Each line below should be reproduced without any alteration.

Collection entries:
_ _ _ _

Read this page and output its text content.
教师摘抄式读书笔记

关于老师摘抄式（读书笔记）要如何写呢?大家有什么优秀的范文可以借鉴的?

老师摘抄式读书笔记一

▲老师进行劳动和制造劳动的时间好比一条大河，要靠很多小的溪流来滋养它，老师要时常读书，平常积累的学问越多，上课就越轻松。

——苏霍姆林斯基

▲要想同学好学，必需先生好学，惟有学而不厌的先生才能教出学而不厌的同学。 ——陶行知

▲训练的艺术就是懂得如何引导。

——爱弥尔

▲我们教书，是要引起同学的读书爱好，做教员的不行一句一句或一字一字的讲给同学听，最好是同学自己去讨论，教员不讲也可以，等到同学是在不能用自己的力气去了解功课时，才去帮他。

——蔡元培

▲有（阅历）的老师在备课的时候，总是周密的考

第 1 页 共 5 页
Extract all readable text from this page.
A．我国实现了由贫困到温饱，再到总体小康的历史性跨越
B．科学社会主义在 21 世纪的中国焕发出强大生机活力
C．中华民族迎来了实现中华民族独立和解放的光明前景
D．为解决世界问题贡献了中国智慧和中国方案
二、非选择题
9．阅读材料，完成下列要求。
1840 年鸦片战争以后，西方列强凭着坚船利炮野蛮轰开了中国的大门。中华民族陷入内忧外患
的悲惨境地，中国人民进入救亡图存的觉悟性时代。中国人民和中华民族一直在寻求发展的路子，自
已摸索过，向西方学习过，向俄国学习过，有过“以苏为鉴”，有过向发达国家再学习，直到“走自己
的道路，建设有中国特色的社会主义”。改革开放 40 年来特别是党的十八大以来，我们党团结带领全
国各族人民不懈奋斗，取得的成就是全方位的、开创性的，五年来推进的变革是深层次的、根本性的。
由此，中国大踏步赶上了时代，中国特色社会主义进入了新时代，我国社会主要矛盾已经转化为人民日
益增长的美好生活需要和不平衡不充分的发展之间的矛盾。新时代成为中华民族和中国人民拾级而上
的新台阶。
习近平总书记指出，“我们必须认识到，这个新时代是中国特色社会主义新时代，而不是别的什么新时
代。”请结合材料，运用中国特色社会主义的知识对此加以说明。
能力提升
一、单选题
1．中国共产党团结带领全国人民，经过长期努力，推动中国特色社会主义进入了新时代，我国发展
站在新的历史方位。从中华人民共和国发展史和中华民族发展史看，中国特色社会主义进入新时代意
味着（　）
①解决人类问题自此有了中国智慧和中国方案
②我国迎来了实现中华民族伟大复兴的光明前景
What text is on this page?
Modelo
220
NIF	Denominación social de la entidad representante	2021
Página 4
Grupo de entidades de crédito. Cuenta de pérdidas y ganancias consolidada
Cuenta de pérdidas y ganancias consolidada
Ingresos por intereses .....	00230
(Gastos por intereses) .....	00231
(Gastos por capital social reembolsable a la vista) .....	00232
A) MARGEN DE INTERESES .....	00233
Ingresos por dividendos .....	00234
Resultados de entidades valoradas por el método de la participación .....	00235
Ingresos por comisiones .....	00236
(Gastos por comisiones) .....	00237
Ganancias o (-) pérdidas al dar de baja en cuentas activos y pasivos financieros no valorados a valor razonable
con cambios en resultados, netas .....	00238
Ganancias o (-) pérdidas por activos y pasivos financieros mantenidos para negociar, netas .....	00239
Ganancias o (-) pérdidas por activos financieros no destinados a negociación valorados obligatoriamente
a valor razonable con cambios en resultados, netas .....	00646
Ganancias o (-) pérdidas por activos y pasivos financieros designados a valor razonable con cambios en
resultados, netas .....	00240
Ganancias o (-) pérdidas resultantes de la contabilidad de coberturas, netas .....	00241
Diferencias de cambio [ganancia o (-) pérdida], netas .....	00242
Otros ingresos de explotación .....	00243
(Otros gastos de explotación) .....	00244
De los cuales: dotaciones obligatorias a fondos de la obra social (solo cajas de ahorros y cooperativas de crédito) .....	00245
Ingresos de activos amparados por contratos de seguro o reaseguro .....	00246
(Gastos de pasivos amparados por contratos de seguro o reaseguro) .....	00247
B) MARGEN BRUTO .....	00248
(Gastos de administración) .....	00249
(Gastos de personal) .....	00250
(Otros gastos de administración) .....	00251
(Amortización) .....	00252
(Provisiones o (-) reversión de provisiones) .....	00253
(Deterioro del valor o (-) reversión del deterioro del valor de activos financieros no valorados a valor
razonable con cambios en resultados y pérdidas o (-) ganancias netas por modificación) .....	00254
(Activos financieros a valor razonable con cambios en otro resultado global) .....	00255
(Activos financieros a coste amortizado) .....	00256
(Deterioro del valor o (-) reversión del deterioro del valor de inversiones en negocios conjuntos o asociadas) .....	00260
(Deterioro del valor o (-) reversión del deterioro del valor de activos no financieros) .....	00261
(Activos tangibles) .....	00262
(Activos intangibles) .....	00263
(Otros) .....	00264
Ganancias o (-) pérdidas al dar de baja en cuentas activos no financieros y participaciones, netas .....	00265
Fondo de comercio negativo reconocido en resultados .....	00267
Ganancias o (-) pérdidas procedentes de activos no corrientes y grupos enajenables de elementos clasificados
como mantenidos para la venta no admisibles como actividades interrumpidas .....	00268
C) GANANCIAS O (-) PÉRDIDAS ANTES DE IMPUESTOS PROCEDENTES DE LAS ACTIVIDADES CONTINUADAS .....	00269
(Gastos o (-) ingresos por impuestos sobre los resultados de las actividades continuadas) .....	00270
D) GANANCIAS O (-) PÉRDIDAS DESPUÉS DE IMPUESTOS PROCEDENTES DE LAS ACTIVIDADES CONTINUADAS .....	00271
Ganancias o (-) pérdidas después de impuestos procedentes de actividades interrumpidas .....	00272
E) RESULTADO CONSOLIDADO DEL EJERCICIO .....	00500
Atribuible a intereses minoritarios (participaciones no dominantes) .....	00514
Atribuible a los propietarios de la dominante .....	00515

_ _ _ _

_Exercise response_
Read this page and output its text content.
教师摘抄式读书笔记

关于老师摘抄式（读书笔记）要如何写呢?大家有什么优秀的范文可以借鉴的?

老师摘抄式读书笔记一

▲老师进行劳动和制造劳动的时间好比一条大河，要靠很多小的溪流来滋养它，老师要时常读书，平常积累的学问越多，上课就越轻松。

——苏霍姆林斯基

▲要想同学好学，必需先生好学，惟有学而不厌的先生才能教出学而不厌的同学。 ——陶行知

▲训练的艺术就是懂得如何引导。

——爱弥尔

▲我们教书，是要引起同学的读书爱好，做教员的不行一句一句或一字一字的讲给同学听，最好是同学自己去讨论，教员不讲也可以，等到同学是在不能用自己的力气去了解功课时，才去帮他。

——蔡元培

▲有（阅历）的老师在备课的时候，总是周密的考

第 1 页 共 5 页
Extract all readable text from this page.
A．我国实现了由贫困到温饱，再到总体小康的历史性跨越
B．科学社会主义在 21 世纪的中国焕发出强大生机活力
C．中华民族迎来了实现中华民族独立和解放的光明前景
D．为解决世界问题贡献了中国智慧和中国方案
二、非选择题
9．阅读材料，完成下列要求。
1840 年鸦片战争以后，西方列强凭着坚船利炮野蛮轰开了中国的大门。中华民族陷入内忧外患
的悲惨境地，中国人民进入救亡图存的觉悟性时代。中国人民和中华民族一直在寻求发展的路子，自
已摸索过，向西方学习过，向俄国学习过，有过“以苏为鉴”，有过向发达国家再学习，直到“走自己
的道路，建设有中国特色的社会主义”。改革开放 40 年来特别是党的十八大以来，我们党团结带领全
国各族人民不懈奋斗，取得的成就是全方位的、开创性的，五年来推进的变革是深层次的、根本性的。
由此，中国大踏步赶上了时代，中国特色社会主义进入了新时代，我国社会主要矛盾已经转化为人民日
益增长的美好生活需要和不平衡不充分的发展之间的矛盾。新时代成为中华民族和中国人民拾级而上
的新台阶。
习近平总书记指出，“我们必须认识到，这个新时代是中国特色社会主义新时代，而不是别的什么新时
代。”请结合材料，运用中国特色社会主义的知识对此加以说明。
能力提升
一、单选题
1．中国共产党团结带领全国人民，经过长期努力，推动中国特色社会主义进入了新时代，我国发展
站在新的历史方位。从中华人民共和国发展史和中华民族发展史看，中国特色社会主义进入新时代意
味着（　）
①解决人类问题自此有了中国智慧和中国方案
②我国迎来了实现中华民族伟大复兴的光明前景
What text is on this page?
Modelo
220
NIF	Denominación social de la entidad representante	2021
Página 4
Grupo de entidades de crédito. Cuenta de pérdidas y ganancias consolidada
Cuenta de pérdidas y ganancias consolidada
Ingresos por intereses .....	00230
(Gastos por intereses) .....	00231
(Gastos por capital social reembolsable a la vista) .....	00232
A) MARGEN DE INTERESES .....	00233
Ingresos por dividendos .....	00234
Resultados de entidades valoradas por el método de la participación .....	00235
Ingresos por comisiones .....	00236
(Gastos por comisiones) .....	00237
Ganancias o (-) pérdidas al dar de baja en cuentas activos y pasivos financieros no valorados a valor razonable
con cambios en resultados, netas .....	00238
Ganancias o (-) pérdidas por activos y pasivos financieros mantenidos para negociar, netas .....	00239
Ganancias o (-) pérdidas por activos financieros no destinados a negociación valorados obligatoriamente
a valor razonable con cambios en resultados, netas .....	00646
Ganancias o (-) pérdidas por activos y pasivos financieros designados a valor razonable con cambios en
resultados, netas .....	00240
Ganancias o (-) pérdidas resultantes de la contabilidad de coberturas, netas .....	00241
Diferencias de cambio [ganancia o (-) pérdida], netas .....	00242
Otros ingresos de explotación .....	00243
(Otros gastos de explotación) .....	00244
De los cuales: dotaciones obligatorias a fondos de la obra social (solo cajas de ahorros y cooperativas de crédito) .....	00245
Ingresos de activos amparados por contratos de seguro o reaseguro .....	00246
(Gastos de pasivos amparados por contratos de seguro o reaseguro) .....	00247
B) MARGEN BRUTO .....	00248
(Gastos de administración) .....	00249
(Gastos de personal) .....	00250
(Otros gastos de administración) .....	00251
(Amortización) .....	00252
(Provisiones o (-) reversión de provisiones) .....	00253
(Deterioro del valor o (-) reversión del deterioro del valor de activos financieros no valorados a valor
razonable con cambios en resultados y pérdidas o (-) ganancias netas por modificación) .....	00254
(Activos financieros a valor razonable con cambios en otro resultado global) .....	00255
(Activos financieros a coste amortizado) .....	00256
(Deterioro del valor o (-) reversión del deterioro del valor de inversiones en negocios conjuntos o asociadas) .....	00260
(Deterioro del valor o (-) reversión del deterioro del valor de activos no financieros) .....	00261
(Activos tangibles) .....	00262
(Activos intangibles) .....	00263
(Otros) .....	00264
Ganancias o (-) pérdidas al dar de baja en cuentas activos no financieros y participaciones, netas .....	00265
Fondo de comercio negativo reconocido en resultados .....	00267
Ganancias o (-) pérdidas procedentes de activos no corrientes y grupos enajenables de elementos clasificados
como mantenidos para la venta no admisibles como actividades interrumpidas .....	00268
C) GANANCIAS O (-) PÉRDIDAS ANTES DE IMPUESTOS PROCEDENTES DE LAS ACTIVIDADES CONTINUADAS .....	00269
(Gastos o (-) ingresos por impuestos sobre los resultados de las actividades continuadas) .....	00270
D) GANANCIAS O (-) PÉRDIDAS DESPUÉS DE IMPUESTOS PROCEDENTES DE LAS ACTIVIDADES CONTINUADAS .....	00271
Ganancias o (-) pérdidas después de impuestos procedentes de actividades interrumpidas .....	00272
E) RESULTADO CONSOLIDADO DEL EJERCICIO .....	00500
Atribuible a intereses minoritarios (participaciones no dominantes) .....	00514
Atribuible a los propietarios de la dominante .....	00515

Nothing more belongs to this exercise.